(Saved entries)
==================================================
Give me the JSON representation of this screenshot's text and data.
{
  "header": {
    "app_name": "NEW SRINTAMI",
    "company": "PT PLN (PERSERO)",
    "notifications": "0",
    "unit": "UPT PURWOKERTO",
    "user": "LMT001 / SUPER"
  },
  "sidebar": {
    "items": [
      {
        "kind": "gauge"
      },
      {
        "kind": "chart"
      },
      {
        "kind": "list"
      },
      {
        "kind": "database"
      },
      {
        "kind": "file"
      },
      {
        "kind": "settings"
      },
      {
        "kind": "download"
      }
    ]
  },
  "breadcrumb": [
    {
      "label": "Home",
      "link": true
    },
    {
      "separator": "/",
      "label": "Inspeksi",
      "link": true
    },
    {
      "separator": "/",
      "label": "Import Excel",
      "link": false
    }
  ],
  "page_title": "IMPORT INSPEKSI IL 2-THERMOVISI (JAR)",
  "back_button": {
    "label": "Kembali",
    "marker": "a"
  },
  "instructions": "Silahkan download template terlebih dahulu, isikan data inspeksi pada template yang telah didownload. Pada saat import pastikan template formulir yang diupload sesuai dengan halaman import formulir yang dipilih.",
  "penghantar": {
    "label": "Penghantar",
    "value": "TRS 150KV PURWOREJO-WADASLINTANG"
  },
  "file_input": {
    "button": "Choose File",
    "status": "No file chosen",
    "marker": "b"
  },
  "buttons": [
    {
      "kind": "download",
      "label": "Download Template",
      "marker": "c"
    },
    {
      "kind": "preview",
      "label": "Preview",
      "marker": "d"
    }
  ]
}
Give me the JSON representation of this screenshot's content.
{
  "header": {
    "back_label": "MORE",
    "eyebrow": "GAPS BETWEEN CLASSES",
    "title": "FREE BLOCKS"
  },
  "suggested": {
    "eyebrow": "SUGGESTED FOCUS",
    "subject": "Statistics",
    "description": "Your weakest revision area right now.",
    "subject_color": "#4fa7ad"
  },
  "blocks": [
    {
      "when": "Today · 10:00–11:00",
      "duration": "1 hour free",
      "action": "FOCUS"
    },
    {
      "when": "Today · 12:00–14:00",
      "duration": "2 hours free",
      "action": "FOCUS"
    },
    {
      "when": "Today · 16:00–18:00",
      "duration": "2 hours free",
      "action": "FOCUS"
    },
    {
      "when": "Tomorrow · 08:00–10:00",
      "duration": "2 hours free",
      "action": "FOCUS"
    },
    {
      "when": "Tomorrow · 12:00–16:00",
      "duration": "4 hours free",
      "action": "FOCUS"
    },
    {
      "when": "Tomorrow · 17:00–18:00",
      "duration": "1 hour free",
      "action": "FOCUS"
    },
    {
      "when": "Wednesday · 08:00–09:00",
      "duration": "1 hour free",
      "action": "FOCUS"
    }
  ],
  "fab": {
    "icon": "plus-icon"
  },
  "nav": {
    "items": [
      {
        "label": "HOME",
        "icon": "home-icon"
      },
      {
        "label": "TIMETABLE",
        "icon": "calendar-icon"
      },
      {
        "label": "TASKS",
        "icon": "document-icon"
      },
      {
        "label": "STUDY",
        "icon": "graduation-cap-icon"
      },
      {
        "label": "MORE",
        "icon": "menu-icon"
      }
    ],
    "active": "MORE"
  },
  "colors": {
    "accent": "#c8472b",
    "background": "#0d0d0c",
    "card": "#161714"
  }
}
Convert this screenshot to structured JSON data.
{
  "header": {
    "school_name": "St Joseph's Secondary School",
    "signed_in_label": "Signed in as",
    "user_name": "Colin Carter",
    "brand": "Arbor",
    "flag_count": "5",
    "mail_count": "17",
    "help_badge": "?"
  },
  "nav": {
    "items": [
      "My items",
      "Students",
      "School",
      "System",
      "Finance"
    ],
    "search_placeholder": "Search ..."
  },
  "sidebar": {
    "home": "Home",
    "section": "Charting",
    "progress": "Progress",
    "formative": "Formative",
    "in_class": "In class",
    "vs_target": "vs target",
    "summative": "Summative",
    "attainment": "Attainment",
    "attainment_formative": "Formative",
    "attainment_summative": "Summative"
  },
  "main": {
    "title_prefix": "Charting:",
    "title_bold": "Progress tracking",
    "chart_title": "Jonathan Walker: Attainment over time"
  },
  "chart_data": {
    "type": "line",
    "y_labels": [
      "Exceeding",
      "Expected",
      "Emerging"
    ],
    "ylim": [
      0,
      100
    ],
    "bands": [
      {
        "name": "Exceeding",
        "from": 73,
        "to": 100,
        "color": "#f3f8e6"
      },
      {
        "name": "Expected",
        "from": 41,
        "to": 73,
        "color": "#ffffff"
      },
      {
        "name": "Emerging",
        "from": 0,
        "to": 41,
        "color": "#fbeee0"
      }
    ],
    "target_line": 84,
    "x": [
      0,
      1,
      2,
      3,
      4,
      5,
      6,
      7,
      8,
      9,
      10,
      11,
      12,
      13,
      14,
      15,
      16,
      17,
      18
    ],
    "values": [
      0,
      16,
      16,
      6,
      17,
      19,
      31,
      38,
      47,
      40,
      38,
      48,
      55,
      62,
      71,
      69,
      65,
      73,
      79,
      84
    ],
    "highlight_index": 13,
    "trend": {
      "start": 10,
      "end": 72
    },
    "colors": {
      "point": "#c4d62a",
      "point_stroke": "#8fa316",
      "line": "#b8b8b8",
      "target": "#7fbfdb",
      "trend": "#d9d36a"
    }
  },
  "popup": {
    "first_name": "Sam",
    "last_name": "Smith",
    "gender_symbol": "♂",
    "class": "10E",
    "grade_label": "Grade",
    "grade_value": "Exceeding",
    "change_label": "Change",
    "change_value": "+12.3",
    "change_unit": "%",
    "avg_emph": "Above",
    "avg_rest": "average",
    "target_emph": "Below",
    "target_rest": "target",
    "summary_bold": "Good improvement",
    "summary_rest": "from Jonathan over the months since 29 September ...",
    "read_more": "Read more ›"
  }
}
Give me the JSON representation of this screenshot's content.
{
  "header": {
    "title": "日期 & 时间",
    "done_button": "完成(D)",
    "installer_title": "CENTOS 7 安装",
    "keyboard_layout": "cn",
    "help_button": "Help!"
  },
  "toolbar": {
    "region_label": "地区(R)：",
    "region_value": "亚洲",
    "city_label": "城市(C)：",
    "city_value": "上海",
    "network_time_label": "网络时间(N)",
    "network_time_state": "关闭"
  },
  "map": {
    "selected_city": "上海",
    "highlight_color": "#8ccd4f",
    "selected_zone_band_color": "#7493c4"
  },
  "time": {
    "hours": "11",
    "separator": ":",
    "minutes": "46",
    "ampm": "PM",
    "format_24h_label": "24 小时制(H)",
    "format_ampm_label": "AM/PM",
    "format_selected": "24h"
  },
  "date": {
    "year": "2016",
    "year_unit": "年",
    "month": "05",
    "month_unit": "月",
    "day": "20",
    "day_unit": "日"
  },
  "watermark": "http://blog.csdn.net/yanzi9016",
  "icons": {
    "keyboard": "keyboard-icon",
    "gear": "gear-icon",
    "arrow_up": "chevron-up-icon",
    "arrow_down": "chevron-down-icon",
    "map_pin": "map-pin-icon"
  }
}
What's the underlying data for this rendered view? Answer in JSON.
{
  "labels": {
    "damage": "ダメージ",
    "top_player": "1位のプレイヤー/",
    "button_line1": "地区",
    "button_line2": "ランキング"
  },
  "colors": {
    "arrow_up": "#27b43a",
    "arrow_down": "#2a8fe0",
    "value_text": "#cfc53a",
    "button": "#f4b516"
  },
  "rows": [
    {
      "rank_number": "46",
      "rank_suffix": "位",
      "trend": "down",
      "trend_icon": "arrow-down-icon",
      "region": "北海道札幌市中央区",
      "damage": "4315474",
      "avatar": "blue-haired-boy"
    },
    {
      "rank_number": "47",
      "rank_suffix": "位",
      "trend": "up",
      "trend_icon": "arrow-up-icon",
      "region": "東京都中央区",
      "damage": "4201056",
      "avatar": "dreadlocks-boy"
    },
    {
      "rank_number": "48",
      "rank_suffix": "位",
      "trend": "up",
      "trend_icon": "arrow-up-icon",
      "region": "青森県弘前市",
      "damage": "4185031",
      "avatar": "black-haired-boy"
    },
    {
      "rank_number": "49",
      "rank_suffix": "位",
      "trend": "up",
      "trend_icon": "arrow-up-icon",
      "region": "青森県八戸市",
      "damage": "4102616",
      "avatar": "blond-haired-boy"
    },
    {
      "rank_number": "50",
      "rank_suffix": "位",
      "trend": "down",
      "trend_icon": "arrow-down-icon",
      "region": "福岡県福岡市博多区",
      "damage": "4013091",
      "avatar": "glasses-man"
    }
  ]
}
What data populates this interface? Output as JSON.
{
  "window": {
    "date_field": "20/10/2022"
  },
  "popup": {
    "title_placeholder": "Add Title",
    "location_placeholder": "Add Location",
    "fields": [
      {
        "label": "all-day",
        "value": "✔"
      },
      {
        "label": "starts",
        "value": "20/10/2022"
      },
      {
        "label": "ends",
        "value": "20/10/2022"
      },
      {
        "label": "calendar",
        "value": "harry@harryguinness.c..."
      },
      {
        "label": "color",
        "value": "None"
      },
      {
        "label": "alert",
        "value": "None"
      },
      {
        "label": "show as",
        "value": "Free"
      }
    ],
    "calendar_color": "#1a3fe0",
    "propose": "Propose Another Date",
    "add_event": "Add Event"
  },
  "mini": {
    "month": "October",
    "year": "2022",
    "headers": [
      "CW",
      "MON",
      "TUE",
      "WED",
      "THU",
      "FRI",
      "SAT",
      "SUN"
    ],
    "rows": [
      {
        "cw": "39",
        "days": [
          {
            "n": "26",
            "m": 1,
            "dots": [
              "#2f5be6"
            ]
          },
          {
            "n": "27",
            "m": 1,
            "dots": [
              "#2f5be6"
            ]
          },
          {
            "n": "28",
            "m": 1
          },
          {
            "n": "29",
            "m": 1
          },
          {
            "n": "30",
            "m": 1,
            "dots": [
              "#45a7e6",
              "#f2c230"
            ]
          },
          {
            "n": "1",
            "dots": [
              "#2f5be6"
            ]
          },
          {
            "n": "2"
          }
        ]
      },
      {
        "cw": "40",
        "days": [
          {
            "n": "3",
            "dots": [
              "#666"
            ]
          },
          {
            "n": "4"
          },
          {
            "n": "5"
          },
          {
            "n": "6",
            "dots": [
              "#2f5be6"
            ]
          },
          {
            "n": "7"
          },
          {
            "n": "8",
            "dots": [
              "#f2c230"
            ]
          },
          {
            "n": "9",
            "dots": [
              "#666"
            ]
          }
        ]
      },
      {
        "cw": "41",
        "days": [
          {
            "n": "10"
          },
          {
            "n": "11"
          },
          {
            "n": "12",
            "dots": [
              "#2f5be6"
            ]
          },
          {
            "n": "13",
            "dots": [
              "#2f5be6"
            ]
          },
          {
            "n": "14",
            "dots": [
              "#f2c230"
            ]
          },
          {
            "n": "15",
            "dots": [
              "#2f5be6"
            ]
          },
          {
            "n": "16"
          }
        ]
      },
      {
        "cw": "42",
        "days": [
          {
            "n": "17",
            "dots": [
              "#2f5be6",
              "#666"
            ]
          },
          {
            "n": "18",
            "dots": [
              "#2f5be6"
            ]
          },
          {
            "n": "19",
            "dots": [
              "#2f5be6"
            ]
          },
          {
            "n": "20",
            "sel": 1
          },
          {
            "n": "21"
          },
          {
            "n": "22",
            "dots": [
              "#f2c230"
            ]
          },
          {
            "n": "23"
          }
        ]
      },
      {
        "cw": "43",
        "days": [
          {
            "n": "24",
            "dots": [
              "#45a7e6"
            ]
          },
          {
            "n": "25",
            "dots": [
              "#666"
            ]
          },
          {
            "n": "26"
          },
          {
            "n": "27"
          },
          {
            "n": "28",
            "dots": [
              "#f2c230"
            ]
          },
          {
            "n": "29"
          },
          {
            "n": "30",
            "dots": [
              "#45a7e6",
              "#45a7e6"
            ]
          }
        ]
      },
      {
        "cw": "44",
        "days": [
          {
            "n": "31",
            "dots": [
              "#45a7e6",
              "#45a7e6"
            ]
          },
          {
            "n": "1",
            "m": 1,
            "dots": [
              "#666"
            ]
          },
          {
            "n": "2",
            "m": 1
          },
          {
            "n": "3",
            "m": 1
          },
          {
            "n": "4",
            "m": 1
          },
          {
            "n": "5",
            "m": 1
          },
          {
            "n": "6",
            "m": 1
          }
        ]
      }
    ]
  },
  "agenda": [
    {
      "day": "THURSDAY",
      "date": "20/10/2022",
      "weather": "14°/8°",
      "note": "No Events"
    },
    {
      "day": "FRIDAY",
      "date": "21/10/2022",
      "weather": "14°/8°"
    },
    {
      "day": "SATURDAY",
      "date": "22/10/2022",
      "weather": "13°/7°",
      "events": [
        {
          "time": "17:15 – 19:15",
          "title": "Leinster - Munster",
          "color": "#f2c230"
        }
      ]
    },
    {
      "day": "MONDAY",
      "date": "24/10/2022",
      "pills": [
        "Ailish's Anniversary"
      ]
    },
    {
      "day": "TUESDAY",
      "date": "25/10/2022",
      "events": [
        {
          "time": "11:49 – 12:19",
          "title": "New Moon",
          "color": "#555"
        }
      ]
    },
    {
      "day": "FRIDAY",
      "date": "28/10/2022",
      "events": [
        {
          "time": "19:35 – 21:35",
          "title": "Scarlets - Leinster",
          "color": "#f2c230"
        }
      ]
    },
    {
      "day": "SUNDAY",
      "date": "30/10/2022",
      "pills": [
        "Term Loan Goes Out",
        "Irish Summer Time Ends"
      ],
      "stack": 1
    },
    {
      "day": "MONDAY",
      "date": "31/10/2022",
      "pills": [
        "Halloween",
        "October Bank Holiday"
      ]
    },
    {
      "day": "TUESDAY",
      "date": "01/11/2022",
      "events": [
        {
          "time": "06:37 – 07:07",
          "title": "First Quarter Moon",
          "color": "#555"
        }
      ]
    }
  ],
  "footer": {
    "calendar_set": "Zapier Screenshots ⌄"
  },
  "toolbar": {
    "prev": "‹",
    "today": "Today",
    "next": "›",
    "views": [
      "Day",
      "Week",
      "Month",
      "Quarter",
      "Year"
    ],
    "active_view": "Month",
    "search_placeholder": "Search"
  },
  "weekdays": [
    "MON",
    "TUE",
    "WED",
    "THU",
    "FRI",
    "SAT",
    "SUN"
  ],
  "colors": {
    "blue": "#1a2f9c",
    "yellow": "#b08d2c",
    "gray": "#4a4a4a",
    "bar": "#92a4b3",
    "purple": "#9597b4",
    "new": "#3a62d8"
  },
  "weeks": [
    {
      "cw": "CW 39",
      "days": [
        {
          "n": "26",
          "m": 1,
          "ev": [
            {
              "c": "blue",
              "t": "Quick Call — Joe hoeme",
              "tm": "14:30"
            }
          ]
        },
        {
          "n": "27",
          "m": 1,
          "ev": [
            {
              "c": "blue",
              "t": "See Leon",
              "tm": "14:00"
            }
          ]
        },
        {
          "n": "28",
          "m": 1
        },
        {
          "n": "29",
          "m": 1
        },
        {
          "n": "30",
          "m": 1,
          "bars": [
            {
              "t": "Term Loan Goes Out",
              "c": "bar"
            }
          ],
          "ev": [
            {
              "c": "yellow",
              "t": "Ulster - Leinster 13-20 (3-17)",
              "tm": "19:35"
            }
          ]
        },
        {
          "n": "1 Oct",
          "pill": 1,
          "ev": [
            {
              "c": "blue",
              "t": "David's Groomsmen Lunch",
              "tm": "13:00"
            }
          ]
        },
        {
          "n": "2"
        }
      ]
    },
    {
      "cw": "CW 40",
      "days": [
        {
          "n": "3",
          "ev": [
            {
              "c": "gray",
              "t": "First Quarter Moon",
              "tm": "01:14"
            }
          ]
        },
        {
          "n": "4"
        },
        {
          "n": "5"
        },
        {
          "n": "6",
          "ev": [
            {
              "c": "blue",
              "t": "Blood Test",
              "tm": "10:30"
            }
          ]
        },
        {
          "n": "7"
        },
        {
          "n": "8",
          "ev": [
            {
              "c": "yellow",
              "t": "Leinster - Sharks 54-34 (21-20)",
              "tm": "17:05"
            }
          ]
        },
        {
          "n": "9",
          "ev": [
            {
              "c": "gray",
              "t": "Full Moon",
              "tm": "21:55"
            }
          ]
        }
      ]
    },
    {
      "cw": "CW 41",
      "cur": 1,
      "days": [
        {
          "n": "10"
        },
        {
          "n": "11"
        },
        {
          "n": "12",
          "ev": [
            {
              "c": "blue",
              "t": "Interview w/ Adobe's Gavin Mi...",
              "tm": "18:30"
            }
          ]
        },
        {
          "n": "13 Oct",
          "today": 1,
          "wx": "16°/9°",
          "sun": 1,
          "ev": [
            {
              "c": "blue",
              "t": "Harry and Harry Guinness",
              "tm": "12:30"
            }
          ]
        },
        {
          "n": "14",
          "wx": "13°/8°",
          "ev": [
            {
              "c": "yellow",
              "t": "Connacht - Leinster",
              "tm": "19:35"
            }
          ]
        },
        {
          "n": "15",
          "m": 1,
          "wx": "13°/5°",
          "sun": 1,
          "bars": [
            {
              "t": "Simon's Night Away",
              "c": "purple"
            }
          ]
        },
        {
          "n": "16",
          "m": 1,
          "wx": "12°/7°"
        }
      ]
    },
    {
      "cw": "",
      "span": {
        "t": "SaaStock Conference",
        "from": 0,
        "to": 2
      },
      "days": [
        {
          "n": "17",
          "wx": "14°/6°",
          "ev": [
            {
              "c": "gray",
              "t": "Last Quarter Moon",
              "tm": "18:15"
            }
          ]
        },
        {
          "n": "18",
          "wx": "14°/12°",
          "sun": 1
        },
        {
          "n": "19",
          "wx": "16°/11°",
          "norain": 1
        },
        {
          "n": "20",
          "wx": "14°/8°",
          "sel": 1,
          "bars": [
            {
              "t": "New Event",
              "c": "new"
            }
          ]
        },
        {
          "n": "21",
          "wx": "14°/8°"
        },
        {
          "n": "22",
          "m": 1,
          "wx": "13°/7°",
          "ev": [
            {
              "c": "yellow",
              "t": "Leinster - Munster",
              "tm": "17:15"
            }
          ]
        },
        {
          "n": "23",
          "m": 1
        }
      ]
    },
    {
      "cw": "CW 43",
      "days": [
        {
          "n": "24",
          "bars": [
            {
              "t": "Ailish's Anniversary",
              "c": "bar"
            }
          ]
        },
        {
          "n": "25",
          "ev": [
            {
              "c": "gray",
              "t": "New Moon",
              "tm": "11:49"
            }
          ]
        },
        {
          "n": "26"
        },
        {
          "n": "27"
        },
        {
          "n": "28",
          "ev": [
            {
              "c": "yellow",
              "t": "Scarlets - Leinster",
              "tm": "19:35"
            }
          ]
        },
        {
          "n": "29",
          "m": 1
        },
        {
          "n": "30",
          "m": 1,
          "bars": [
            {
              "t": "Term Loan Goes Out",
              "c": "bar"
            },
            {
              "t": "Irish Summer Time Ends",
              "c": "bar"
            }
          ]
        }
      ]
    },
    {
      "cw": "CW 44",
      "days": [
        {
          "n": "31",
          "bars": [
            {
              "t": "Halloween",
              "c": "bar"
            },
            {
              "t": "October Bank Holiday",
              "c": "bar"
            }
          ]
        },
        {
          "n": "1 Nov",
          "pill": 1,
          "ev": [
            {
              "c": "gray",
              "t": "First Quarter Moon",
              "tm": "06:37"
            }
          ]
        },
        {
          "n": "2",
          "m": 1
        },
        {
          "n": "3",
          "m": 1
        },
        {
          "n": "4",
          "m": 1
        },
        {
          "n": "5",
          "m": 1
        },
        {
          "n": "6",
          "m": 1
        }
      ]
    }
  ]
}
==================================================
What you should do: Pull every line containing the word "Moon" out of the material and copy it.

Worked solution:
          "title": "New Moon",
          "title": "First Quarter Moon",
              "t": "First Quarter Moon",
              "t": "Full Moon",
              "t": "Last Quarter Moon",
              "t": "New Moon",
              "t": "First Quarter Moon",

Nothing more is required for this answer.